═══ MATERIAL PROVIDED

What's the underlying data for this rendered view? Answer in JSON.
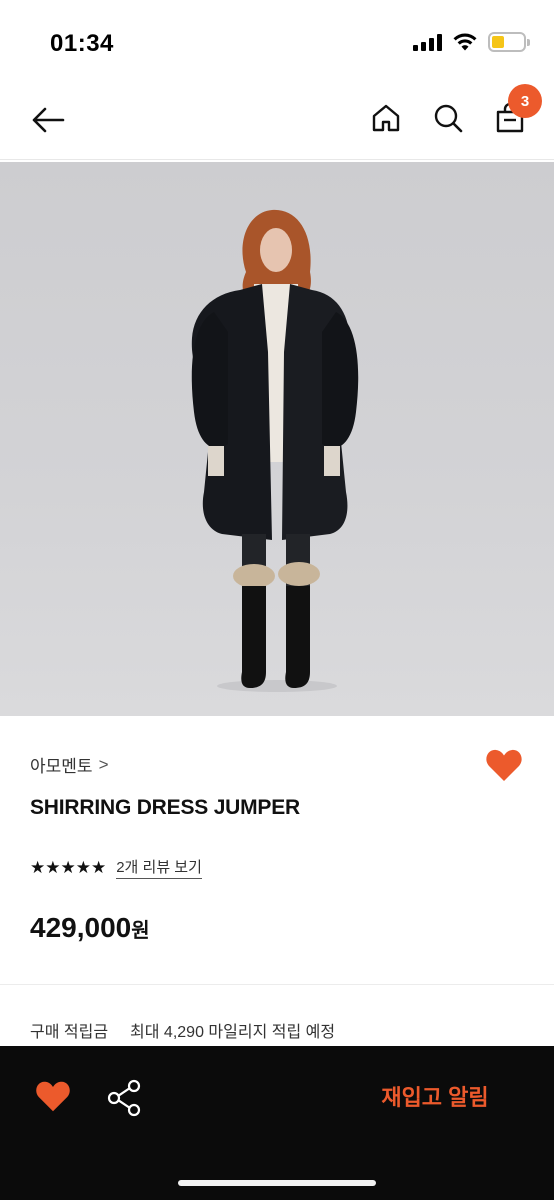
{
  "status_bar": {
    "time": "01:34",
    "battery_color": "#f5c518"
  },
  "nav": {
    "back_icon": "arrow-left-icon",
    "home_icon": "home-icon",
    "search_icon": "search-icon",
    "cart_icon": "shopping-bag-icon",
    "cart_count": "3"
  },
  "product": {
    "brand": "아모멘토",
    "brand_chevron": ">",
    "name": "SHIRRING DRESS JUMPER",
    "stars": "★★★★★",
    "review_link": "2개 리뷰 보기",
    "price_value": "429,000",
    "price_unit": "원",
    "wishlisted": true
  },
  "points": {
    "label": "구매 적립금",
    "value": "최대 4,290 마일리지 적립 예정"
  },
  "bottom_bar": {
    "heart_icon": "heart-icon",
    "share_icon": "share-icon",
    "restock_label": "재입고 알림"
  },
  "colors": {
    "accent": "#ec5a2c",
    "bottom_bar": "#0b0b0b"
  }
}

══════
═══ MATERIAL PROVIDED

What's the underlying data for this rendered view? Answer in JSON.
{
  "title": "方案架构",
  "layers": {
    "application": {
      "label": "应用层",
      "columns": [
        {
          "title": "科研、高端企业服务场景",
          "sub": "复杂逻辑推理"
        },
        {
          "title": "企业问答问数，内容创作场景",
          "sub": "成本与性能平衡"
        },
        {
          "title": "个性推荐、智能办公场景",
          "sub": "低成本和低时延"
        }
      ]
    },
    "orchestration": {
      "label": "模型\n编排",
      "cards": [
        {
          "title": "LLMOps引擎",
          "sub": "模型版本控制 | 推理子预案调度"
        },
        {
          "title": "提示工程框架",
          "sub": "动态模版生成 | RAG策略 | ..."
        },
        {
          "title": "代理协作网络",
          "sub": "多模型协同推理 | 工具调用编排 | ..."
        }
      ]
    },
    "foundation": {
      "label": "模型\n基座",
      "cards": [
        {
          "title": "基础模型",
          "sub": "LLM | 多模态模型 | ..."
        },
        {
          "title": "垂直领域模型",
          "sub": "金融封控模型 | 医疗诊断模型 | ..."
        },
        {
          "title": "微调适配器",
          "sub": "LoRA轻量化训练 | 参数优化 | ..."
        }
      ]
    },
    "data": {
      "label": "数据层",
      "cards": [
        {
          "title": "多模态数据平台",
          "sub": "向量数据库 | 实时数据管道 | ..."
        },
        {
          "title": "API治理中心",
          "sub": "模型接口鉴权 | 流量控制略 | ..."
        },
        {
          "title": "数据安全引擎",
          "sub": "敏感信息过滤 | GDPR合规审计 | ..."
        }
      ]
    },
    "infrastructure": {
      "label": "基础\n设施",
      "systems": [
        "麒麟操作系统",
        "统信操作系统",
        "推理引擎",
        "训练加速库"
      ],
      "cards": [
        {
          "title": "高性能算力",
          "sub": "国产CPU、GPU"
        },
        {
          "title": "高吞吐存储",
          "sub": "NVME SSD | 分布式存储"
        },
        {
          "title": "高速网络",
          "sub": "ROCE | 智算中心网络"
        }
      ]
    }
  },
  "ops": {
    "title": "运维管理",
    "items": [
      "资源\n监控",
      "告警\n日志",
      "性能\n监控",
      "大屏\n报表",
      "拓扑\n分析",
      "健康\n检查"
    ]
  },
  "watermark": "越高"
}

══════
═══ MATERIAL PROVIDED

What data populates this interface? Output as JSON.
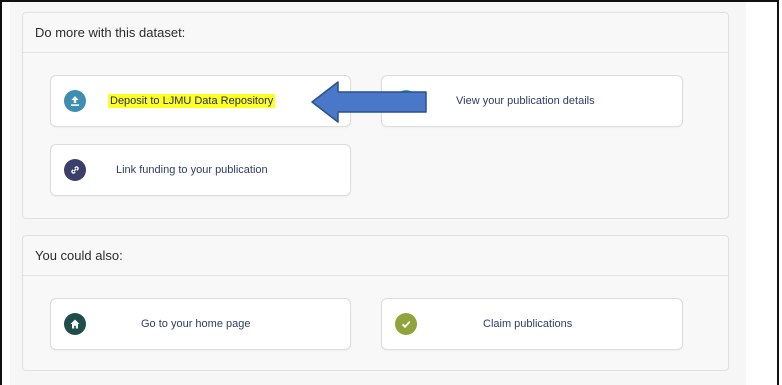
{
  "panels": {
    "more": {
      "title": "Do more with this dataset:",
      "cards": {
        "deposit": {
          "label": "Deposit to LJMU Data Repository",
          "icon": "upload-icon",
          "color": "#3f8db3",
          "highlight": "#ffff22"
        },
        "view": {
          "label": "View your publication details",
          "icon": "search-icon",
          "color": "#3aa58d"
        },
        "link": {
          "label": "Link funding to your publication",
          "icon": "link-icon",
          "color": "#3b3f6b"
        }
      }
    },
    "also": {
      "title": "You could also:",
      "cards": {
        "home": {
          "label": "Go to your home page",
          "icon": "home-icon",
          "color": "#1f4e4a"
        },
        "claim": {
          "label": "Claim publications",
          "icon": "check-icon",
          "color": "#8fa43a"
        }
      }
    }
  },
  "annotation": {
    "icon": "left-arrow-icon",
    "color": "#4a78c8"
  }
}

══════

▶ WORK TO COMPLETE
Pull out all lines from the entries above in which the word "arrow" appears.

▶ CORRECT OUTPUT
    "back_icon": "arrow-left-icon",
    "icon": "left-arrow-icon",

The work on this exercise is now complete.